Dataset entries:
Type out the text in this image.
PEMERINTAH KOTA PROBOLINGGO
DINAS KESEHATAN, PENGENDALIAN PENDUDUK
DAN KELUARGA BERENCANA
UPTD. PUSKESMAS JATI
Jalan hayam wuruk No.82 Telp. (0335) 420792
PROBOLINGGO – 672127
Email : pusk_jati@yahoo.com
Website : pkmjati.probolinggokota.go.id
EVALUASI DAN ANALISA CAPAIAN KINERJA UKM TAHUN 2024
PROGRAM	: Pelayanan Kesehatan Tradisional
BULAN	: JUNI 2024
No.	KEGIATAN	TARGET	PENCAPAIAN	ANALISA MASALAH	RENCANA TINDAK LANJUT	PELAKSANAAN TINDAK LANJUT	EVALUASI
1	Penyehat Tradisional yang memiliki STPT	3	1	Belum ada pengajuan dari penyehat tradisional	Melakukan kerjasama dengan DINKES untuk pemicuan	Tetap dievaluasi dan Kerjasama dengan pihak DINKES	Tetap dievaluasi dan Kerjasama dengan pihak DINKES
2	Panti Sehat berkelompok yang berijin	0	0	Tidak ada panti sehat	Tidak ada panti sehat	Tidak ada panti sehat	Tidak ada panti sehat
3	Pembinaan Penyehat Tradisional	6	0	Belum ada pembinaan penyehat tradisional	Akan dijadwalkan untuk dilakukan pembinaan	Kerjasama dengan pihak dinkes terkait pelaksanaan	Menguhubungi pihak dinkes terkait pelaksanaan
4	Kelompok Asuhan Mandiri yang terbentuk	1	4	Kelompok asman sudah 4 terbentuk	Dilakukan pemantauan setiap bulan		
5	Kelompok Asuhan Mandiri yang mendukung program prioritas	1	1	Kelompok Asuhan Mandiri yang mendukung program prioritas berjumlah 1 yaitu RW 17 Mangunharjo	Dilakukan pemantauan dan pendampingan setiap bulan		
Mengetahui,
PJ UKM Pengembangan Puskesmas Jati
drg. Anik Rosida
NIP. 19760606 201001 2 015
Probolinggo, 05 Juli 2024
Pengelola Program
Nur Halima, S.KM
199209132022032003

-- What to produce --
Go through the records and print each one exactly.

-- Answer to this problem --
Type out the text in this image.
PEMERINTAH KOTA PROBOLINGGO
DINAS KESEHATAN, PENGENDALIAN PENDUDUK
DAN KELUARGA BERENCANA
UPTD. PUSKESMAS JATI
Jalan hayam wuruk No.82 Telp. (0335) 420792
PROBOLINGGO – 672127
Email : pusk_jati@yahoo.com
Website : pkmjati.probolinggokota.go.id
EVALUASI DAN ANALISA CAPAIAN KINERJA UKM TAHUN 2024
PROGRAM	: Pelayanan Kesehatan Tradisional
BULAN	: JUNI 2024
No.	KEGIATAN	TARGET	PENCAPAIAN	ANALISA MASALAH	RENCANA TINDAK LANJUT	PELAKSANAAN TINDAK LANJUT	EVALUASI
1	Penyehat Tradisional yang memiliki STPT	3	1	Belum ada pengajuan dari penyehat tradisional	Melakukan kerjasama dengan DINKES untuk pemicuan	Tetap dievaluasi dan Kerjasama dengan pihak DINKES	Tetap dievaluasi dan Kerjasama dengan pihak DINKES
2	Panti Sehat berkelompok yang berijin	0	0	Tidak ada panti sehat	Tidak ada panti sehat	Tidak ada panti sehat	Tidak ada panti sehat
3	Pembinaan Penyehat Tradisional	6	0	Belum ada pembinaan penyehat tradisional	Akan dijadwalkan untuk dilakukan pembinaan	Kerjasama dengan pihak dinkes terkait pelaksanaan	Menguhubungi pihak dinkes terkait pelaksanaan
4	Kelompok Asuhan Mandiri yang terbentuk	1	4	Kelompok asman sudah 4 terbentuk	Dilakukan pemantauan setiap bulan		
5	Kelompok Asuhan Mandiri yang mendukung program prioritas	1	1	Kelompok Asuhan Mandiri yang mendukung program prioritas berjumlah 1 yaitu RW 17 Mangunharjo	Dilakukan pemantauan dan pendampingan setiap bulan		
Mengetahui,
PJ UKM Pengembangan Puskesmas Jati
drg. Anik Rosida
NIP. 19760606 201001 2 015
Probolinggo, 05 Juli 2024
Pengelola Program
Nur Halima, S.KM
199209132022032003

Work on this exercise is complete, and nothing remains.